Lift out each line of the data that holds "Magnetic".
-------- SUPPLIED RECORDS --------
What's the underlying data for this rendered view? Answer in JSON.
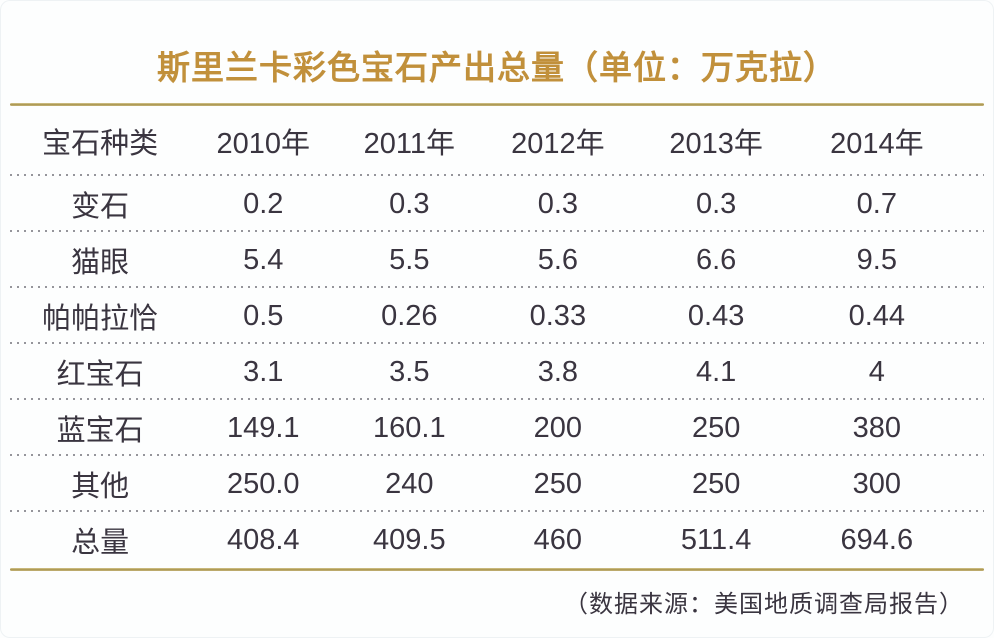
{
  "title": "斯里兰卡彩色宝石产出总量（单位：万克拉）",
  "table": {
    "columns": [
      "宝石种类",
      "2010年",
      "2011年",
      "2012年",
      "2013年",
      "2014年"
    ],
    "rows": [
      {
        "label": "变石",
        "values": [
          "0.2",
          "0.3",
          "0.3",
          "0.3",
          "0.7"
        ]
      },
      {
        "label": "猫眼",
        "values": [
          "5.4",
          "5.5",
          "5.6",
          "6.6",
          "9.5"
        ]
      },
      {
        "label": "帕帕拉恰",
        "values": [
          "0.5",
          "0.26",
          "0.33",
          "0.43",
          "0.44"
        ]
      },
      {
        "label": "红宝石",
        "values": [
          "3.1",
          "3.5",
          "3.8",
          "4.1",
          "4"
        ]
      },
      {
        "label": "蓝宝石",
        "values": [
          "149.1",
          "160.1",
          "200",
          "250",
          "380"
        ]
      },
      {
        "label": "其他",
        "values": [
          "250.0",
          "240",
          "250",
          "250",
          "300"
        ]
      },
      {
        "label": "总量",
        "values": [
          "408.4",
          "409.5",
          "460",
          "511.4",
          "694.6"
        ]
      }
    ]
  },
  "footer": {
    "source_note": "（数据来源：美国地质调查局报告）"
  },
  "colors": {
    "title_gold": "#c1903b",
    "rule_gold": "#a8934d",
    "text_dark": "#3a3540",
    "dot_gray": "#95959b",
    "background": "#fdfefe"
  },
  "chart_data": {
    "type": "table",
    "title": "斯里兰卡彩色宝石产出总量",
    "unit": "万克拉",
    "categories": [
      "2010年",
      "2011年",
      "2012年",
      "2013年",
      "2014年"
    ],
    "series": [
      {
        "name": "变石",
        "values": [
          0.2,
          0.3,
          0.3,
          0.3,
          0.7
        ]
      },
      {
        "name": "猫眼",
        "values": [
          5.4,
          5.5,
          5.6,
          6.6,
          9.5
        ]
      },
      {
        "name": "帕帕拉恰",
        "values": [
          0.5,
          0.26,
          0.33,
          0.43,
          0.44
        ]
      },
      {
        "name": "红宝石",
        "values": [
          3.1,
          3.5,
          3.8,
          4.1,
          4
        ]
      },
      {
        "name": "蓝宝石",
        "values": [
          149.1,
          160.1,
          200,
          250,
          380
        ]
      },
      {
        "name": "其他",
        "values": [
          250.0,
          240,
          250,
          250,
          300
        ]
      },
      {
        "name": "总量",
        "values": [
          408.4,
          409.5,
          460,
          511.4,
          694.6
        ]
      }
    ],
    "source": "美国地质调查局报告"
  }
}
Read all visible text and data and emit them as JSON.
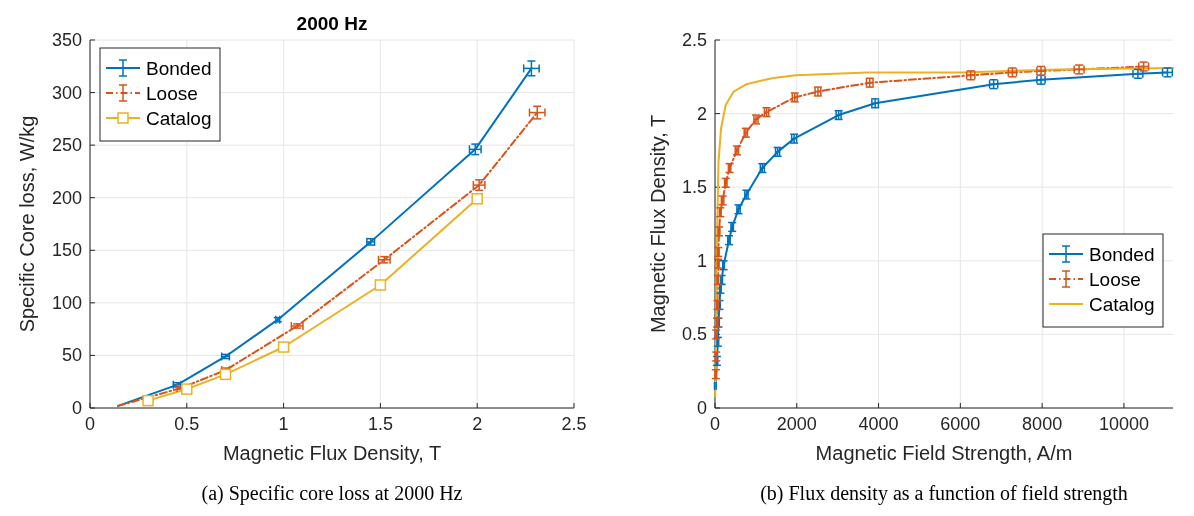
{
  "chart_data": [
    {
      "type": "line",
      "title": "2000 Hz",
      "xlabel": "Magnetic Flux Density, T",
      "ylabel": "Specific Core loss, W/kg",
      "xlim": [
        0,
        2.5
      ],
      "xticks": [
        0,
        0.5,
        1,
        1.5,
        2,
        2.5
      ],
      "ylim": [
        0,
        350
      ],
      "yticks": [
        0,
        50,
        100,
        150,
        200,
        250,
        300,
        350
      ],
      "grid": true,
      "legend": "top left",
      "annotations": [
        "(a) Specific core loss at 2000 Hz"
      ],
      "series": [
        {
          "name": "Bonded",
          "color": "#0072bd",
          "line_style": "solid",
          "marker": "none",
          "x": [
            0.145,
            0.45,
            0.7,
            0.97,
            1.45,
            1.99,
            2.28
          ],
          "values": [
            2,
            22,
            49,
            84,
            158,
            246,
            323
          ],
          "errors": [
            null,
            2,
            2,
            2,
            3,
            5,
            7
          ],
          "xerrors": [
            null,
            0.02,
            0.02,
            0.01,
            0.02,
            0.03,
            0.04
          ]
        },
        {
          "name": "Loose",
          "color": "#d95319",
          "line_style": "dashed",
          "marker": "none",
          "x": [
            0.145,
            0.47,
            0.7,
            1.07,
            1.52,
            2.01,
            2.31
          ],
          "values": [
            2,
            19,
            36,
            78,
            141,
            212,
            281
          ],
          "errors": [
            null,
            1,
            2,
            2,
            3,
            5,
            6
          ],
          "xerrors": [
            null,
            0.02,
            0.02,
            0.03,
            0.03,
            0.03,
            0.04
          ]
        },
        {
          "name": "Catalog",
          "color": "#edb120",
          "line_style": "solid",
          "marker": "square",
          "x": [
            0.3,
            0.5,
            0.7,
            1.0,
            1.5,
            2.0
          ],
          "values": [
            7,
            18,
            32,
            58,
            117,
            199
          ]
        }
      ]
    },
    {
      "type": "line",
      "xlabel": "Magnetic Field Strength, A/m",
      "ylabel": "Magnetic Flux Density, T",
      "xlim": [
        0,
        11200
      ],
      "xticks": [
        0,
        2000,
        4000,
        6000,
        8000,
        10000
      ],
      "ylim": [
        0,
        2.5
      ],
      "yticks": [
        0,
        0.5,
        1,
        1.5,
        2,
        2.5
      ],
      "grid": true,
      "legend": "right",
      "annotations": [
        "(b) Flux density as a function of field strength"
      ],
      "series": [
        {
          "name": "Bonded",
          "color": "#0072bd",
          "line_style": "solid",
          "marker": "none",
          "x": [
            8,
            47,
            70,
            85,
            109,
            132,
            163,
            210,
            342,
            420,
            575,
            769,
            1158,
            1531,
            1935,
            3023,
            3916,
            6814,
            7972,
            10342,
            11064
          ],
          "values": [
            0.15,
            0.32,
            0.45,
            0.58,
            0.7,
            0.81,
            0.87,
            0.97,
            1.14,
            1.23,
            1.35,
            1.45,
            1.63,
            1.74,
            1.83,
            1.99,
            2.07,
            2.2,
            2.23,
            2.27,
            2.28
          ],
          "errors": [
            null,
            0.03,
            0.03,
            0.03,
            0.03,
            0.03,
            0.03,
            0.03,
            0.03,
            0.03,
            0.03,
            0.03,
            0.03,
            0.03,
            0.03,
            0.03,
            0.03,
            0.03,
            0.03,
            0.03,
            0.03
          ],
          "xerrors": [
            20,
            20,
            20,
            20,
            20,
            20,
            20,
            20,
            30,
            30,
            40,
            40,
            50,
            50,
            60,
            60,
            80,
            100,
            100,
            120,
            120
          ]
        },
        {
          "name": "Loose",
          "color": "#d95319",
          "line_style": "dashed",
          "marker": "none",
          "x": [
            10,
            20,
            30,
            30,
            50,
            60,
            70,
            80,
            80,
            100,
            130,
            186,
            264,
            357,
            536,
            754,
            1002,
            1259,
            1950,
            2517,
            3784,
            6255,
            7273,
            7972,
            8904,
            10482
          ],
          "values": [
            0.15,
            0.23,
            0.35,
            0.5,
            0.58,
            0.7,
            0.87,
            0.98,
            1.06,
            1.2,
            1.33,
            1.41,
            1.53,
            1.63,
            1.75,
            1.87,
            1.96,
            2.01,
            2.11,
            2.15,
            2.21,
            2.26,
            2.28,
            2.29,
            2.3,
            2.32
          ],
          "errors": [
            null,
            0.03,
            0.03,
            0.03,
            0.03,
            0.03,
            0.03,
            0.03,
            0.03,
            0.03,
            0.03,
            0.03,
            0.03,
            0.03,
            0.03,
            0.03,
            0.03,
            0.03,
            0.03,
            0.03,
            0.03,
            0.03,
            0.03,
            0.03,
            0.03,
            0.03
          ],
          "xerrors": [
            null,
            20,
            20,
            20,
            20,
            20,
            20,
            20,
            20,
            20,
            20,
            30,
            30,
            30,
            40,
            40,
            50,
            50,
            60,
            70,
            80,
            100,
            100,
            100,
            120,
            120
          ]
        },
        {
          "name": "Catalog",
          "color": "#edb120",
          "line_style": "solid",
          "marker": "none",
          "x": [
            5,
            31,
            54,
            85,
            148,
            264,
            458,
            769,
            1391,
            1974,
            3722,
            6053,
            8384,
            11200
          ],
          "values": [
            0.08,
            0.54,
            1.22,
            1.67,
            1.9,
            2.06,
            2.15,
            2.2,
            2.24,
            2.26,
            2.28,
            2.28,
            2.3,
            2.31
          ]
        }
      ]
    }
  ]
}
--------
# EXERCISE RESPONSE
      "xlabel": "Magnetic Flux Density, T",
      "xlabel": "Magnetic Field Strength, A/m",
      "ylabel": "Magnetic Flux Density, T",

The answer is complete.